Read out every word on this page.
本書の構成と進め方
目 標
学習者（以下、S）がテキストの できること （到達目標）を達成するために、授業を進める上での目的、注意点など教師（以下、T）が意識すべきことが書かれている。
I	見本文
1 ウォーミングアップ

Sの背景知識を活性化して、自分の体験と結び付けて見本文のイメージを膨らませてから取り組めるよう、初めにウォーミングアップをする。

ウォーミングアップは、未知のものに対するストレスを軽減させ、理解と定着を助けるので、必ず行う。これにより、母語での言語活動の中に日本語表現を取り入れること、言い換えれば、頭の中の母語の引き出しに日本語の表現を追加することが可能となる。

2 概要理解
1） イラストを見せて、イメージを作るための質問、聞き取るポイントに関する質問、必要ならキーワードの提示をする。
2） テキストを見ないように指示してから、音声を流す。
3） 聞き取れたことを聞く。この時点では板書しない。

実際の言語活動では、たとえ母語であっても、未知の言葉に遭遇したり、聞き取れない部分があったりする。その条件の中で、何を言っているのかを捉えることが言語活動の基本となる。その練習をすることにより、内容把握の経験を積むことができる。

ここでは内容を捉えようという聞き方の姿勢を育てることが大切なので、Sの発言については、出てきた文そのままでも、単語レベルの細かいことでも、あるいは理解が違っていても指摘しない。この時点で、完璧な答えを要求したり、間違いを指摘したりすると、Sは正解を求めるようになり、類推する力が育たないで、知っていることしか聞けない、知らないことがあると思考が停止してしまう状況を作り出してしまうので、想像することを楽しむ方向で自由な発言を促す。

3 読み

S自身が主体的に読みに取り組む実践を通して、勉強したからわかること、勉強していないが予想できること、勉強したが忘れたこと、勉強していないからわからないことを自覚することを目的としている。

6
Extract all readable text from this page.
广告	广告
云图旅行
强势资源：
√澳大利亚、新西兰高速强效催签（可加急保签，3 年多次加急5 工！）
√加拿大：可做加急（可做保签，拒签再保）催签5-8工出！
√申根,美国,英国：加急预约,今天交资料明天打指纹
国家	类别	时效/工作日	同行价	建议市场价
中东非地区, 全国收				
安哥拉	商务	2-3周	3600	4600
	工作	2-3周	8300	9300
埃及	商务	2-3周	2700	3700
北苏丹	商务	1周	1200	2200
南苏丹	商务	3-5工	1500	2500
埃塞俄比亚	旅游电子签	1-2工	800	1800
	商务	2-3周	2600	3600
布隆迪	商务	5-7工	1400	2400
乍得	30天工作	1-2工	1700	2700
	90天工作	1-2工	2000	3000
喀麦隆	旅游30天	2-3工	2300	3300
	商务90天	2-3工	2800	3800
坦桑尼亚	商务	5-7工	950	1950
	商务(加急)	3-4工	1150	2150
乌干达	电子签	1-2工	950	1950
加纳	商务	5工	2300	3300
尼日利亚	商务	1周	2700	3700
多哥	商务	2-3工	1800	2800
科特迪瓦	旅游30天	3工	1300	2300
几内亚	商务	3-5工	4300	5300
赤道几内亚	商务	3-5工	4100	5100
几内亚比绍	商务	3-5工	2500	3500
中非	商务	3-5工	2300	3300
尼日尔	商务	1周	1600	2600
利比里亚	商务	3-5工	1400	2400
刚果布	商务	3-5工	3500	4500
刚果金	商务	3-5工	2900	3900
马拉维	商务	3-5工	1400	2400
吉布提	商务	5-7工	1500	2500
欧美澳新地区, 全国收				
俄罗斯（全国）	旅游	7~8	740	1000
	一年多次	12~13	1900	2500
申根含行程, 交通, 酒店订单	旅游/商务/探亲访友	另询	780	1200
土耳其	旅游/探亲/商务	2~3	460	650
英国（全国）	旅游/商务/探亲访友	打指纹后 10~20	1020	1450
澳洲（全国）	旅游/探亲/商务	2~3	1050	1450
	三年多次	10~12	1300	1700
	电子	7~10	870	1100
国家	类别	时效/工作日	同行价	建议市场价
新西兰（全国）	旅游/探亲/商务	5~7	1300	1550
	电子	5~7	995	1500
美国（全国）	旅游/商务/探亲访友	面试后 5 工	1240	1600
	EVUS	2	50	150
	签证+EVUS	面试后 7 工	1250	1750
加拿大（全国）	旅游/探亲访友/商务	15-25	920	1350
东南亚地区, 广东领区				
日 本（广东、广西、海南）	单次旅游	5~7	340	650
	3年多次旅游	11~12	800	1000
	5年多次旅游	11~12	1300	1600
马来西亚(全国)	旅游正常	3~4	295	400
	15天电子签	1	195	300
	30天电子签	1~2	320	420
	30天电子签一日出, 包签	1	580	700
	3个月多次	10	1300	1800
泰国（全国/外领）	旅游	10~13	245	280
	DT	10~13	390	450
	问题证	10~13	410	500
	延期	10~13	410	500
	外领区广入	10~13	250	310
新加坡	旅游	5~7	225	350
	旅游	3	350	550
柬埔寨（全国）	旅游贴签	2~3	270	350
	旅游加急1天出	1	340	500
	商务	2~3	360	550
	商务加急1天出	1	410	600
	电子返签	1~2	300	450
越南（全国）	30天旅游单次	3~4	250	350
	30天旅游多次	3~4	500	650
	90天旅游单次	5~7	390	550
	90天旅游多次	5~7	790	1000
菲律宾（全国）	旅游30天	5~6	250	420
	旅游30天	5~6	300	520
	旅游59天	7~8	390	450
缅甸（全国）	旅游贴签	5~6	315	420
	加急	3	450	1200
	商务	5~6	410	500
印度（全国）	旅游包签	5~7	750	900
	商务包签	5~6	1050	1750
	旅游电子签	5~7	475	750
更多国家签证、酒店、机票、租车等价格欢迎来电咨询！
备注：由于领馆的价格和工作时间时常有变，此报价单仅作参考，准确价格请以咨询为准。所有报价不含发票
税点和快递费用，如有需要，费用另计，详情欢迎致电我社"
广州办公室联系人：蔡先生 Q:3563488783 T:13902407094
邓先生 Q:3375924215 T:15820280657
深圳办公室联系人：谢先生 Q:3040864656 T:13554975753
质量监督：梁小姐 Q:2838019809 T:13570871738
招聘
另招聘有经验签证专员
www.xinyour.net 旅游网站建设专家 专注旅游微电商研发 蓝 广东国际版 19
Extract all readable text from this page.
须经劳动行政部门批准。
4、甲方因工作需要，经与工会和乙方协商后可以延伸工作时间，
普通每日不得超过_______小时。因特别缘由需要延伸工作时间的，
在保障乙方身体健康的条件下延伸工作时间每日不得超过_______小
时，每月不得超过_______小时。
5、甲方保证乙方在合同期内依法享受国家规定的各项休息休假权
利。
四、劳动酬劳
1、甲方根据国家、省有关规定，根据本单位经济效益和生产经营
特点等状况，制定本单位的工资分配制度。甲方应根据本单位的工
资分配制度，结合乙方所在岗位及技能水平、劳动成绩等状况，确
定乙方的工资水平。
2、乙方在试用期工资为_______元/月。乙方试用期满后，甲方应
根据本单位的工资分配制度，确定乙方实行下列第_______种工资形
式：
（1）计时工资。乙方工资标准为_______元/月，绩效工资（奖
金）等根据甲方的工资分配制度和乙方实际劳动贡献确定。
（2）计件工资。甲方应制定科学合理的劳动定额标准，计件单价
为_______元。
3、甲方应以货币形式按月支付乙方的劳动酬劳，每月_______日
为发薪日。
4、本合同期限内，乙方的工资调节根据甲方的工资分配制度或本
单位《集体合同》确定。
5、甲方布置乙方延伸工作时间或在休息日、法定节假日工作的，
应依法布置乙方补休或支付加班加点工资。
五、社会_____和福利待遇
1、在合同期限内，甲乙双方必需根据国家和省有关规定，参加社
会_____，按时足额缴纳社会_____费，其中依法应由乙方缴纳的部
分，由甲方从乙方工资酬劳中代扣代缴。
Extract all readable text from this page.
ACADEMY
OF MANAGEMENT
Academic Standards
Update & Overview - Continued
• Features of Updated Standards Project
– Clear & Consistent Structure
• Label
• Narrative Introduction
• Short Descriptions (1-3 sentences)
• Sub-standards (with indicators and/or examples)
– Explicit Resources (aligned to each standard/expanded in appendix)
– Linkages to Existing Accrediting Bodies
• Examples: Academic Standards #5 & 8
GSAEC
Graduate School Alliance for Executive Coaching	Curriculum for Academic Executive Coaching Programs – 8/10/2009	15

-*-

▸ **Do this**: Find the lines above that include the string "Academic" and copy them.

▸ **Response to this task**:
Academic Standards
• Examples: Academic Standards #5 & 8
Graduate School Alliance for Executive Coaching	Curriculum for Academic Executive Coaching Programs – 8/10/2009	15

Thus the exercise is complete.